- [Problem statement] Reproduce the records below in their entirety, character for character.

Dataset records:
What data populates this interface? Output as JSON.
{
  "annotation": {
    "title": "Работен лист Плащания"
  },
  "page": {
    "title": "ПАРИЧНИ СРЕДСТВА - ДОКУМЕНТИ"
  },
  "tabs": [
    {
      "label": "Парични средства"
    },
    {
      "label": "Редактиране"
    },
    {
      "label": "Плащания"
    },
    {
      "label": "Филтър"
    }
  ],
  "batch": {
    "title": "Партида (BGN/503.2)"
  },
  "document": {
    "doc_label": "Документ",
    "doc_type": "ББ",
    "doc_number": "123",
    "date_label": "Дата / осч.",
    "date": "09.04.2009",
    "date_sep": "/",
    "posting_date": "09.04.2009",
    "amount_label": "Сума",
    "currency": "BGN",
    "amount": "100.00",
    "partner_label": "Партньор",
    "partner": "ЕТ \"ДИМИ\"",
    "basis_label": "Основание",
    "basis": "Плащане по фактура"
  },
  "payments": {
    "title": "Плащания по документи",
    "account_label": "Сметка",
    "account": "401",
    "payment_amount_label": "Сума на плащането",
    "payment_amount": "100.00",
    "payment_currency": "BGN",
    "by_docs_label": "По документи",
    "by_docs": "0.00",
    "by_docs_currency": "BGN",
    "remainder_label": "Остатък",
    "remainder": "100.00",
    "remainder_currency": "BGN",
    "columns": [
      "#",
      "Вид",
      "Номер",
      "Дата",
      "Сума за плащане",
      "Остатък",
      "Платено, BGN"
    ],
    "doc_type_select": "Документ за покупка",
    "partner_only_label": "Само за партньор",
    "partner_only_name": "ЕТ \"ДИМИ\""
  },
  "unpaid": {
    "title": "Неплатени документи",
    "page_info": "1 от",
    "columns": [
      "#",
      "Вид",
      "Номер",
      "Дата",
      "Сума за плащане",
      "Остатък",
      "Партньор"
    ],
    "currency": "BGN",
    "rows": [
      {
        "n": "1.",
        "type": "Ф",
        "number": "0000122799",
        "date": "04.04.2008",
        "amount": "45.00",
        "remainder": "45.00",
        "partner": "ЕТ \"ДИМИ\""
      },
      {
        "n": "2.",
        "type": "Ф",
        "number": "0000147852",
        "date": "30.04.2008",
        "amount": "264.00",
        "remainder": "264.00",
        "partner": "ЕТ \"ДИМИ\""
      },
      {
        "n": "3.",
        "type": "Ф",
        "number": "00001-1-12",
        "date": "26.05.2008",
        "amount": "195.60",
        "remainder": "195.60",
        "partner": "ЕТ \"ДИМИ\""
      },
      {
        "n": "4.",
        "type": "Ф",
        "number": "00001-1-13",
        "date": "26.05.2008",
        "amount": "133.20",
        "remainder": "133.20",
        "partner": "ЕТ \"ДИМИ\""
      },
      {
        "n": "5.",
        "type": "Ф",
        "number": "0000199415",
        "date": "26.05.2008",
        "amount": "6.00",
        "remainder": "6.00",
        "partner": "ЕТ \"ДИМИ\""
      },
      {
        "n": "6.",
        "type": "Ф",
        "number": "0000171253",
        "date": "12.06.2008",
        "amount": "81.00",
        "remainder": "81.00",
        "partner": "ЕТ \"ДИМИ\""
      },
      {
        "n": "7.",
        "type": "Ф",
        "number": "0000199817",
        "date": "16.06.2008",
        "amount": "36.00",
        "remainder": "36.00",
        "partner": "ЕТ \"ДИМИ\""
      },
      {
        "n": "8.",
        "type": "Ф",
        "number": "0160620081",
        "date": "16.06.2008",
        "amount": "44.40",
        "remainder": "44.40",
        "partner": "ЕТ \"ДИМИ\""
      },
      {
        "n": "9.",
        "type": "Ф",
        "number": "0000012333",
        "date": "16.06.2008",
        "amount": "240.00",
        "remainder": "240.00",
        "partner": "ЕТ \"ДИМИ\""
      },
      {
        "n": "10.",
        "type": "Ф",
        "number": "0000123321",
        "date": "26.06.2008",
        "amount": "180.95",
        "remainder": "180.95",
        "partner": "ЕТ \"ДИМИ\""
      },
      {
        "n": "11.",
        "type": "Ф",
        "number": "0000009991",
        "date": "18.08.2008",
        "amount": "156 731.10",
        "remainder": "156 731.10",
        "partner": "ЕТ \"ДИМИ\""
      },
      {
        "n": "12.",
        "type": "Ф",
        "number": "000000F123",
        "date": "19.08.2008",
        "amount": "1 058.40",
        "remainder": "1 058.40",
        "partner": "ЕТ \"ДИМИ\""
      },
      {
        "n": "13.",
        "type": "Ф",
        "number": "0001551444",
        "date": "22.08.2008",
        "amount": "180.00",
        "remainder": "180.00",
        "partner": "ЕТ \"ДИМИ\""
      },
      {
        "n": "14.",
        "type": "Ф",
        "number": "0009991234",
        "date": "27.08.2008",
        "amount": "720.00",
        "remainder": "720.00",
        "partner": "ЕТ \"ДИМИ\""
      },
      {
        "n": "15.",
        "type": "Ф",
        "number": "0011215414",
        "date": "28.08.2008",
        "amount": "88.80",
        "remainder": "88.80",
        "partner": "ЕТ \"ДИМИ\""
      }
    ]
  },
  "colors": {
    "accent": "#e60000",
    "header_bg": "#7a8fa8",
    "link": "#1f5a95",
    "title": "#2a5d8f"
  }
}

- [Solution for this task]
What data populates this interface? Output as JSON.
{
  "annotation": {
    "title": "Работен лист Плащания"
  },
  "page": {
    "title": "ПАРИЧНИ СРЕДСТВА - ДОКУМЕНТИ"
  },
  "tabs": [
    {
      "label": "Парични средства"
    },
    {
      "label": "Редактиране"
    },
    {
      "label": "Плащания"
    },
    {
      "label": "Филтър"
    }
  ],
  "batch": {
    "title": "Партида (BGN/503.2)"
  },
  "document": {
    "doc_label": "Документ",
    "doc_type": "ББ",
    "doc_number": "123",
    "date_label": "Дата / осч.",
    "date": "09.04.2009",
    "date_sep": "/",
    "posting_date": "09.04.2009",
    "amount_label": "Сума",
    "currency": "BGN",
    "amount": "100.00",
    "partner_label": "Партньор",
    "partner": "ЕТ \"ДИМИ\"",
    "basis_label": "Основание",
    "basis": "Плащане по фактура"
  },
  "payments": {
    "title": "Плащания по документи",
    "account_label": "Сметка",
    "account": "401",
    "payment_amount_label": "Сума на плащането",
    "payment_amount": "100.00",
    "payment_currency": "BGN",
    "by_docs_label": "По документи",
    "by_docs": "0.00",
    "by_docs_currency": "BGN",
    "remainder_label": "Остатък",
    "remainder": "100.00",
    "remainder_currency": "BGN",
    "columns": [
      "#",
      "Вид",
      "Номер",
      "Дата",
      "Сума за плащане",
      "Остатък",
      "Платено, BGN"
    ],
    "doc_type_select": "Документ за покупка",
    "partner_only_label": "Само за партньор",
    "partner_only_name": "ЕТ \"ДИМИ\""
  },
  "unpaid": {
    "title": "Неплатени документи",
    "page_info": "1 от",
    "columns": [
      "#",
      "Вид",
      "Номер",
      "Дата",
      "Сума за плащане",
      "Остатък",
      "Партньор"
    ],
    "currency": "BGN",
    "rows": [
      {
        "n": "1.",
        "type": "Ф",
        "number": "0000122799",
        "date": "04.04.2008",
        "amount": "45.00",
        "remainder": "45.00",
        "partner": "ЕТ \"ДИМИ\""
      },
      {
        "n": "2.",
        "type": "Ф",
        "number": "0000147852",
        "date": "30.04.2008",
        "amount": "264.00",
        "remainder": "264.00",
        "partner": "ЕТ \"ДИМИ\""
      },
      {
        "n": "3.",
        "type": "Ф",
        "number": "00001-1-12",
        "date": "26.05.2008",
        "amount": "195.60",
        "remainder": "195.60",
        "partner": "ЕТ \"ДИМИ\""
      },
      {
        "n": "4.",
        "type": "Ф",
        "number": "00001-1-13",
        "date": "26.05.2008",
        "amount": "133.20",
        "remainder": "133.20",
        "partner": "ЕТ \"ДИМИ\""
      },
      {
        "n": "5.",
        "type": "Ф",
        "number": "0000199415",
        "date": "26.05.2008",
        "amount": "6.00",
        "remainder": "6.00",
        "partner": "ЕТ \"ДИМИ\""
      },
      {
        "n": "6.",
        "type": "Ф",
        "number": "0000171253",
        "date": "12.06.2008",
        "amount": "81.00",
        "remainder": "81.00",
        "partner": "ЕТ \"ДИМИ\""
      },
      {
        "n": "7.",
        "type": "Ф",
        "number": "0000199817",
        "date": "16.06.2008",
        "amount": "36.00",
        "remainder": "36.00",
        "partner": "ЕТ \"ДИМИ\""
      },
      {
        "n": "8.",
        "type": "Ф",
        "number": "0160620081",
        "date": "16.06.2008",
        "amount": "44.40",
        "remainder": "44.40",
        "partner": "ЕТ \"ДИМИ\""
      },
      {
        "n": "9.",
        "type": "Ф",
        "number": "0000012333",
        "date": "16.06.2008",
        "amount": "240.00",
        "remainder": "240.00",
        "partner": "ЕТ \"ДИМИ\""
      },
      {
        "n": "10.",
        "type": "Ф",
        "number": "0000123321",
        "date": "26.06.2008",
        "amount": "180.95",
        "remainder": "180.95",
        "partner": "ЕТ \"ДИМИ\""
      },
      {
        "n": "11.",
        "type": "Ф",
        "number": "0000009991",
        "date": "18.08.2008",
        "amount": "156 731.10",
        "remainder": "156 731.10",
        "partner": "ЕТ \"ДИМИ\""
      },
      {
        "n": "12.",
        "type": "Ф",
        "number": "000000F123",
        "date": "19.08.2008",
        "amount": "1 058.40",
        "remainder": "1 058.40",
        "partner": "ЕТ \"ДИМИ\""
      },
      {
        "n": "13.",
        "type": "Ф",
        "number": "0001551444",
        "date": "22.08.2008",
        "amount": "180.00",
        "remainder": "180.00",
        "partner": "ЕТ \"ДИМИ\""
      },
      {
        "n": "14.",
        "type": "Ф",
        "number": "0009991234",
        "date": "27.08.2008",
        "amount": "720.00",
        "remainder": "720.00",
        "partner": "ЕТ \"ДИМИ\""
      },
      {
        "n": "15.",
        "type": "Ф",
        "number": "0011215414",
        "date": "28.08.2008",
        "amount": "88.80",
        "remainder": "88.80",
        "partner": "ЕТ \"ДИМИ\""
      }
    ]
  },
  "colors": {
    "accent": "#e60000",
    "header_bg": "#7a8fa8",
    "link": "#1f5a95",
    "title": "#2a5d8f"
  }
}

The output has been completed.